### Your goal
Answer these questions from the excerpt below on the dual-row tactile belt:
(a) Which experiment assessed emerging technologies for Infantry Soldier combat teams?
(b) What two kinds of information was the tactile belt meant to communicate?
(c) What was the smart phone mounted in?

----- Excerpted passage -----

Keywords

1 Introduction

It has been established that dismounted Soldiers consistently experience heavy cognitive and visual workload, not only during combat operations, but also during navigation and patrol [13]. At the same time, the Soldier must master new technology that have high demand for visual focal attention, such as smart phone/tablet map displays and various controller and communication devices. Emerging technologies assessed for Infantry Soldier combat teams during the Army Expeditionary Warrior Experiment (AEWE) included a variety of sensor-based information from aerial and ground vehicles, all which must be integrated in comprehensible fashion [4].

While these advanced technology devices are meant to assist the Soldier, care must be taken not to further overload him or her with additional demands or distracters. Given the high demands for visual attention, consideration turned towards off-loading attentional demands to other sensory channels, as this has been demonstrated to ease workload [5, 6]. Tactile displays present an opportunity to provide direction and alerting cues that are both intuitive and covert [7, 8]. Studies have showed the effectiveness of tactors and recent research has proposed combinations of different types of tactors to provide a wide range of perceivable features [9, 10]. In this paper, we summarize findings of a user-based evaluation of a dual-row tactile belt comprising two different types of advanced tactors, to communicate both navigation information and incoming alerts. The system was integrated with a chest-mounted tablet display similar to NettWarrior concepts for the future Soldier.

2 Equipment

The NavCom user hardware comprises a smart phone with integral visual display and touch screen interface, a dual row tactor belt array, and a commercial off the shelf (COTS) GPS/inertial sensor (INS). The smart phone was mounted in a MOLLE (Modular Lightweight Load-carrying Equipment) vest. Soldiers could flip down the display to check their visual map display or read incoming text alerts (Fig. 1).

----- Recorded data -----

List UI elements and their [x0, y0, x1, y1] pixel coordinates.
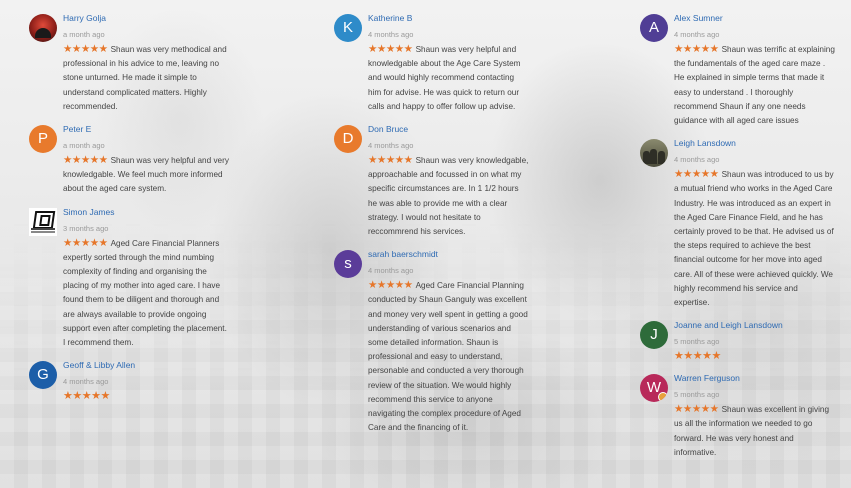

-----

### Correct response
(a) The Army Expeditionary Warrior Experiment (AEWE).
(b) Navigation information and incoming alerts.
(c) A MOLLE (Modular Lightweight Load-carrying Equipment) vest.